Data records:
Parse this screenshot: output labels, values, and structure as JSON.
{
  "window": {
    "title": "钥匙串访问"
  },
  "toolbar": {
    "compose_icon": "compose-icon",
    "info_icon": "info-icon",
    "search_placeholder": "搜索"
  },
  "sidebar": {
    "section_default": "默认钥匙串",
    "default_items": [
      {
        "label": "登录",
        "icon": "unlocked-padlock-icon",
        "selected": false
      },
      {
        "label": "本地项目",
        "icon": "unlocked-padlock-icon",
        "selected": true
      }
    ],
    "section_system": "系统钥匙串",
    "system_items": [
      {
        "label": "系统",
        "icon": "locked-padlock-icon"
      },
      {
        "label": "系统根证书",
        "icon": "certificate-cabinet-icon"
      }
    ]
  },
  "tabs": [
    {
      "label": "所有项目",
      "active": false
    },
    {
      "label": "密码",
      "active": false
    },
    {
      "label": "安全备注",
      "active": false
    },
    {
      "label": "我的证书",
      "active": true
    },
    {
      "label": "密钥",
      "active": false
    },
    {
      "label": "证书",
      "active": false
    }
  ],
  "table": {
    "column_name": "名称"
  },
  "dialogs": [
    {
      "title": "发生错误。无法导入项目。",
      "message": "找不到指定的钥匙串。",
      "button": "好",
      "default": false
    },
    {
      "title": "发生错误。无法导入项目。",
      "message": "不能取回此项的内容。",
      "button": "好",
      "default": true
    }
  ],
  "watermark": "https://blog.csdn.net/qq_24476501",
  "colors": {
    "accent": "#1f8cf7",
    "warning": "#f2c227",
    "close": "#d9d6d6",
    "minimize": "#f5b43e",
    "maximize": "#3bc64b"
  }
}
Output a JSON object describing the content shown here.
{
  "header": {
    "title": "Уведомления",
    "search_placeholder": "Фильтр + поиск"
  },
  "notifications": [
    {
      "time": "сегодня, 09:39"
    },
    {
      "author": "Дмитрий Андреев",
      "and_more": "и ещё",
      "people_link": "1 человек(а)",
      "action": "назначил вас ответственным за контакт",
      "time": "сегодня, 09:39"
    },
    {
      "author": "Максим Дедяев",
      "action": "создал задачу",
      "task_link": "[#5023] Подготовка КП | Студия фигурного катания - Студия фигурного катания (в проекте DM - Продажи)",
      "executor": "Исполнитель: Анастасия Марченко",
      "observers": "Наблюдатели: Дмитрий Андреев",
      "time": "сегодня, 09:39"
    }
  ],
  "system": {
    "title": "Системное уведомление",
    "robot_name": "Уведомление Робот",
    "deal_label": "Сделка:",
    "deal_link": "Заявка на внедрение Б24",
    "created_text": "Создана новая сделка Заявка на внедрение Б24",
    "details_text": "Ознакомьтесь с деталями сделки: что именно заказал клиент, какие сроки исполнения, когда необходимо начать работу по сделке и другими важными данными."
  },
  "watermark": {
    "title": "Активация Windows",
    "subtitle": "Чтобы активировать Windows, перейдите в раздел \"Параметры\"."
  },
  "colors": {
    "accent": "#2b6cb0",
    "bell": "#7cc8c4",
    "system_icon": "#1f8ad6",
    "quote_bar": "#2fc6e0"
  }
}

Given task
Transcribe the data. Leave every line exactly as it is.

Task solution
Parse this screenshot: output labels, values, and structure as JSON.
{
  "window": {
    "title": "钥匙串访问"
  },
  "toolbar": {
    "compose_icon": "compose-icon",
    "info_icon": "info-icon",
    "search_placeholder": "搜索"
  },
  "sidebar": {
    "section_default": "默认钥匙串",
    "default_items": [
      {
        "label": "登录",
        "icon": "unlocked-padlock-icon",
        "selected": false
      },
      {
        "label": "本地项目",
        "icon": "unlocked-padlock-icon",
        "selected": true
      }
    ],
    "section_system": "系统钥匙串",
    "system_items": [
      {
        "label": "系统",
        "icon": "locked-padlock-icon"
      },
      {
        "label": "系统根证书",
        "icon": "certificate-cabinet-icon"
      }
    ]
  },
  "tabs": [
    {
      "label": "所有项目",
      "active": false
    },
    {
      "label": "密码",
      "active": false
    },
    {
      "label": "安全备注",
      "active": false
    },
    {
      "label": "我的证书",
      "active": true
    },
    {
      "label": "密钥",
      "active": false
    },
    {
      "label": "证书",
      "active": false
    }
  ],
  "table": {
    "column_name": "名称"
  },
  "dialogs": [
    {
      "title": "发生错误。无法导入项目。",
      "message": "找不到指定的钥匙串。",
      "button": "好",
      "default": false
    },
    {
      "title": "发生错误。无法导入项目。",
      "message": "不能取回此项的内容。",
      "button": "好",
      "default": true
    }
  ],
  "watermark": "https://blog.csdn.net/qq_24476501",
  "colors": {
    "accent": "#1f8cf7",
    "warning": "#f2c227",
    "close": "#d9d6d6",
    "minimize": "#f5b43e",
    "maximize": "#3bc64b"
  }
}
Output a JSON object describing the content shown here.
{
  "header": {
    "title": "Уведомления",
    "search_placeholder": "Фильтр + поиск"
  },
  "notifications": [
    {
      "time": "сегодня, 09:39"
    },
    {
      "author": "Дмитрий Андреев",
      "and_more": "и ещё",
      "people_link": "1 человек(а)",
      "action": "назначил вас ответственным за контакт",
      "time": "сегодня, 09:39"
    },
    {
      "author": "Максим Дедяев",
      "action": "создал задачу",
      "task_link": "[#5023] Подготовка КП | Студия фигурного катания - Студия фигурного катания (в проекте DM - Продажи)",
      "executor": "Исполнитель: Анастасия Марченко",
      "observers": "Наблюдатели: Дмитрий Андреев",
      "time": "сегодня, 09:39"
    }
  ],
  "system": {
    "title": "Системное уведомление",
    "robot_name": "Уведомление Робот",
    "deal_label": "Сделка:",
    "deal_link": "Заявка на внедрение Б24",
    "created_text": "Создана новая сделка Заявка на внедрение Б24",
    "details_text": "Ознакомьтесь с деталями сделки: что именно заказал клиент, какие сроки исполнения, когда необходимо начать работу по сделке и другими важными данными."
  },
  "watermark": {
    "title": "Активация Windows",
    "subtitle": "Чтобы активировать Windows, перейдите в раздел \"Параметры\"."
  },
  "colors": {
    "accent": "#2b6cb0",
    "bell": "#7cc8c4",
    "system_icon": "#1f8ad6",
    "quote_bar": "#2fc6e0"
  }
}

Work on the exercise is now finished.